▶ PROBLEM 1: Set down, word for word, the part of the Power Stone 2 passage below that opens with the words containing "2000 video game" and closes with "Fighting Collection 2.".
▶ PROBLEM 2: Write the next part of the Power Stone 2 passage below, starting right after its final line.

▶ SOURCE PASSAGE:
=-=-=-=-=

- Japanese Dreamcast cover art
- Developers: Capcom Klein Computer Entertainment (PSP)
- Publishers: JP/NA: Capcom; EU: Eidos Interactive;
- Director: Hideaki Itsuno
- Producer: Yoshihiro Sudo
- Artists: Akira Yasuda Hideki Ishikawa
- Composer: Tetsuya Shibata
- Platforms: Arcade, Dreamcast, PlayStation Portable (Power Stone Collection)
- Release: Arcade WW: April 2000; Dreamcast JP: April 27, 2000; NA: August 23, 2000; EU: August 24, 2000; UK: September 15, 2000; PlayStation Portable EU: October 20, 2006; AU: October 25, 2006; NA: October 31, 2006; JP: November 30, 2006;
- Genre: Fighting
- Modes: Single-player, multiplayer
- Arcade system: Sega NAOMI

= Power Stone 2 =

2000 video game

Power Stone 2 (パワーストーン 2, Pawā Sutōn 2) is a multiplayer fighting game developed and published by Capcom. It was released for the Sega NAOMI arcade system in April 2000, with a home port for the Dreamcast releasing later that year. It is the sequel to Power Stone (1999), and built on the innovative gameplay introduced by its predecessor. Power Stone 2 allows up to four players to choose from multiple characters and utilize items such as tables, chairs, and rocks in battle. The game introduced changes from the original, including new character voices, the removal of the existing combo system and a new, horizontal status bar.

The game was ported to the PlayStation Portable as part of the Power Stone Collection in 2006. The arcade version was re-released in 2025 as part of Capcom Fighting Collection 2.

==Gameplay==
There are four different modes available for the game:
- 1-on-1: Much like the original Power Stone, a two-character storyline game.

=-=-=-=-=

▶ LISTED ENTRIES:

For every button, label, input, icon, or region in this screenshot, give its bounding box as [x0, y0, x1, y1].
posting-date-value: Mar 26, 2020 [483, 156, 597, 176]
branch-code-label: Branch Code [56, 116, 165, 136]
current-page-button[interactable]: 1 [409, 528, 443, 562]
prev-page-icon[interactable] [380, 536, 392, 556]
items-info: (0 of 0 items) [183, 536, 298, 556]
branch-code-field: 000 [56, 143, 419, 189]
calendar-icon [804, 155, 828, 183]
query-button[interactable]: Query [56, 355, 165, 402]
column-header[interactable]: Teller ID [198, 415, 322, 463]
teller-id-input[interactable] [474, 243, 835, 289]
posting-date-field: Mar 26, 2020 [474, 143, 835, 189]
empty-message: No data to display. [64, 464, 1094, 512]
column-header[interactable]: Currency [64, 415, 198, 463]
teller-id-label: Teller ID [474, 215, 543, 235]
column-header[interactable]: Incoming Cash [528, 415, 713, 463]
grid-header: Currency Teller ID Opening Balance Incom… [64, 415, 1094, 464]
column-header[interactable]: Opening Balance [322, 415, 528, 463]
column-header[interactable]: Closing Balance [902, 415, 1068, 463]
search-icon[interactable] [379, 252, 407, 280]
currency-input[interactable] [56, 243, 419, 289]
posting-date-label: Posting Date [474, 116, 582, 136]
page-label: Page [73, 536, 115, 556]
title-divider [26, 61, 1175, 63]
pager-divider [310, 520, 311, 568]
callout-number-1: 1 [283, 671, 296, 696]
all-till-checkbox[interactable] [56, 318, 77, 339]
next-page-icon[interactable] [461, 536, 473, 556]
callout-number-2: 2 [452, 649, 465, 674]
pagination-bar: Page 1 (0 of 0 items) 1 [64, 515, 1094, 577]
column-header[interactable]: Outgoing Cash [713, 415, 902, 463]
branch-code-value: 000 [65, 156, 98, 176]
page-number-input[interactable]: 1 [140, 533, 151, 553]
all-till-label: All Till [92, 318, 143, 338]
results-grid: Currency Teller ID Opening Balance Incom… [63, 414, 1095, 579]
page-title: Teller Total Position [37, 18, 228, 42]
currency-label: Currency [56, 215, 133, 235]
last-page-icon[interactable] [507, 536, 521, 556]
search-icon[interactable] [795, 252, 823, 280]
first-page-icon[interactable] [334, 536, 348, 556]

=-=-=-=-=

▶ ANSWER AREA 1:
2000 video game

Power Stone 2 (パワーストーン 2, Pawā Sutōn 2) is a multiplayer fighting game developed and published by Capcom. It was released for the Sega NAOMI arcade system in April 2000, with a home port for the Dreamcast releasing later that year. It is the sequel to Power Stone (1999), and built on the innovative gameplay introduced by its predecessor. Power Stone 2 allows up to four players to choose from multiple characters and utilize items such as tables, chairs, and rocks in battle. The game introduced changes from the original, including new character voices, the removal of the existing combo system and a new, horizontal status bar.

The game was ported to the PlayStation Portable as part of the Power Stone Collection in 2006. The arcade version was re-released in 2025 as part of Capcom Fighting Collection 2.

▶ ANSWER AREA 2:
- Arcade: A four-character storyline game, with two characters advancing each round.
- Original: Multiplayer mode, with free choice of characters and stages.
- Adventure: An unpredictable storyline game, where players can collect items, cards and money.

Power Stone 2 offers five interactive 3-D stages to begin with, plus the two boss stages which players can also access in Original mode. All but the Original mode is played out like a storyline, where two battles are fought on the regular stages, followed by the Pharaoh Walker boss, then another battle, and ending with the Dr. Erode boss stage. Three extra stages may be unlocked for Original mode by meeting certain requirements in Arcade mode, as well as a desert area stage, which is essentially the Pharaoh Walker boss stage, but without the boss. Though each player has their own set of default ground and air attacks, the character can execute more powerful fusion attacks after collecting three Power Stones and transforming. Players cannot directly block incoming attacks, but can dodge by tapping on the control pad just before an enemy attacks.

Most of the stages are dynamic and will change as the battle progresses. For example, the airplane stage starts out on a warplane. After a set amount of time, the plane will fall apart, forcing all the players to battle while skydiving toward the ground. Shortly after, the players will fall onto a floating platform, where the remainder of the battle will be held. This, in essence, creates three sub-stages within a single one.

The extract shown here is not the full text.